## begin ROWS
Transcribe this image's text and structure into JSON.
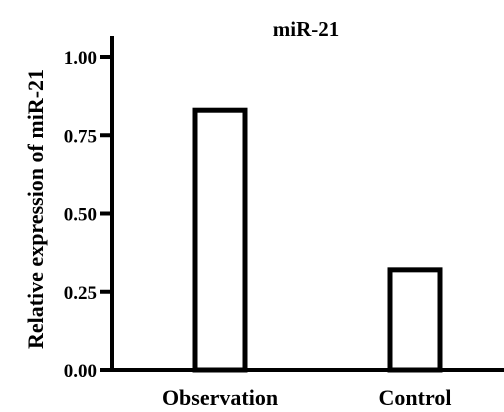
{
  "chart_data": {
    "type": "bar",
    "title": "miR-21",
    "xlabel": "",
    "ylabel": "Relative expression of miR-21",
    "categories": [
      "Observation",
      "Control"
    ],
    "values": [
      0.83,
      0.32
    ],
    "ylim": [
      0,
      1.05
    ],
    "yticks": [
      0.0,
      0.25,
      0.5,
      0.75,
      1.0
    ],
    "ytick_labels": [
      "0.00",
      "0.25",
      "0.50",
      "0.75",
      "1.00"
    ],
    "bar_fill": "#ffffff",
    "bar_stroke": "#000000",
    "grid": false
  }
}
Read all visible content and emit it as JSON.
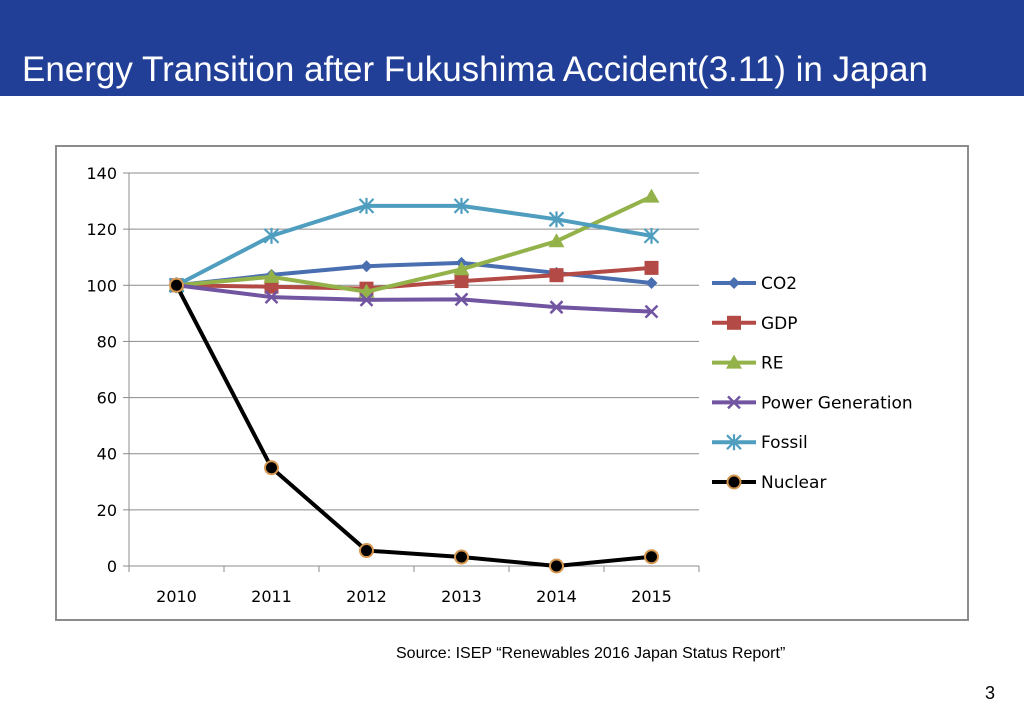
{
  "slide": {
    "title": "Energy Transition after Fukushima Accident(3.11) in Japan",
    "source": "Source: ISEP “Renewables 2016 Japan Status Report”",
    "page_number": "3",
    "header_color": "#213f96"
  },
  "chart_data": {
    "type": "line",
    "title": "",
    "xlabel": "",
    "ylabel": "",
    "categories": [
      "2010",
      "2011",
      "2012",
      "2013",
      "2014",
      "2015"
    ],
    "ylim": [
      0,
      140
    ],
    "yticks": [
      0,
      20,
      40,
      60,
      80,
      100,
      120,
      140
    ],
    "grid": true,
    "legend_position": "right",
    "series": [
      {
        "name": "CO2",
        "color": "#4a6fb0",
        "marker": "diamond",
        "values": [
          100,
          103.7,
          106.8,
          108,
          104.4,
          100.8
        ]
      },
      {
        "name": "GDP",
        "color": "#b44a46",
        "marker": "square",
        "values": [
          100,
          99.5,
          98.8,
          101.5,
          103.6,
          106.2
        ]
      },
      {
        "name": "RE",
        "color": "#93b24a",
        "marker": "triangle",
        "values": [
          100,
          103,
          97.7,
          105.7,
          115.7,
          131.6
        ]
      },
      {
        "name": "Power Generation",
        "color": "#7155a0",
        "marker": "x",
        "values": [
          100,
          95.8,
          94.8,
          95,
          92.2,
          90.6
        ]
      },
      {
        "name": "Fossil",
        "color": "#4f9dbf",
        "marker": "star",
        "values": [
          100,
          117.6,
          128.3,
          128.3,
          123.5,
          117.6
        ]
      },
      {
        "name": "Nuclear",
        "color": "#000000",
        "marker": "circle",
        "marker_edge": "#d5964f",
        "values": [
          100,
          35,
          5.5,
          3.2,
          0,
          3.3
        ]
      }
    ]
  }
}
## end ROWS
Output each line exactly; omit every picture.

- [RESPONSE BELOW]:
Transcribe this image's text and structure into JSON.
{
  "chart_data": {
    "type": "bar",
    "title": "miR-21",
    "xlabel": "",
    "ylabel": "Relative expression of miR-21",
    "categories": [
      "Observation",
      "Control"
    ],
    "values": [
      0.83,
      0.32
    ],
    "ylim": [
      0,
      1.05
    ],
    "yticks": [
      0.0,
      0.25,
      0.5,
      0.75,
      1.0
    ],
    "ytick_labels": [
      "0.00",
      "0.25",
      "0.50",
      "0.75",
      "1.00"
    ],
    "bar_fill": "#ffffff",
    "bar_stroke": "#000000",
    "grid": false
  }
}
Read all visible content and emit it as JSON.
{
  "slide": {
    "title": "Energy Transition after Fukushima Accident(3.11) in Japan",
    "source": "Source: ISEP “Renewables 2016 Japan Status Report”",
    "page_number": "3",
    "header_color": "#213f96"
  },
  "chart_data": {
    "type": "line",
    "title": "",
    "xlabel": "",
    "ylabel": "",
    "categories": [
      "2010",
      "2011",
      "2012",
      "2013",
      "2014",
      "2015"
    ],
    "ylim": [
      0,
      140
    ],
    "yticks": [
      0,
      20,
      40,
      60,
      80,
      100,
      120,
      140
    ],
    "grid": true,
    "legend_position": "right",
    "series": [
      {
        "name": "CO2",
        "color": "#4a6fb0",
        "marker": "diamond",
        "values": [
          100,
          103.7,
          106.8,
          108,
          104.4,
          100.8
        ]
      },
      {
        "name": "GDP",
        "color": "#b44a46",
        "marker": "square",
        "values": [
          100,
          99.5,
          98.8,
          101.5,
          103.6,
          106.2
        ]
      },
      {
        "name": "RE",
        "color": "#93b24a",
        "marker": "triangle",
        "values": [
          100,
          103,
          97.7,
          105.7,
          115.7,
          131.6
        ]
      },
      {
        "name": "Power Generation",
        "color": "#7155a0",
        "marker": "x",
        "values": [
          100,
          95.8,
          94.8,
          95,
          92.2,
          90.6
        ]
      },
      {
        "name": "Fossil",
        "color": "#4f9dbf",
        "marker": "star",
        "values": [
          100,
          117.6,
          128.3,
          128.3,
          123.5,
          117.6
        ]
      },
      {
        "name": "Nuclear",
        "color": "#000000",
        "marker": "circle",
        "marker_edge": "#d5964f",
        "values": [
          100,
          35,
          5.5,
          3.2,
          0,
          3.3
        ]
      }
    ]
  }
}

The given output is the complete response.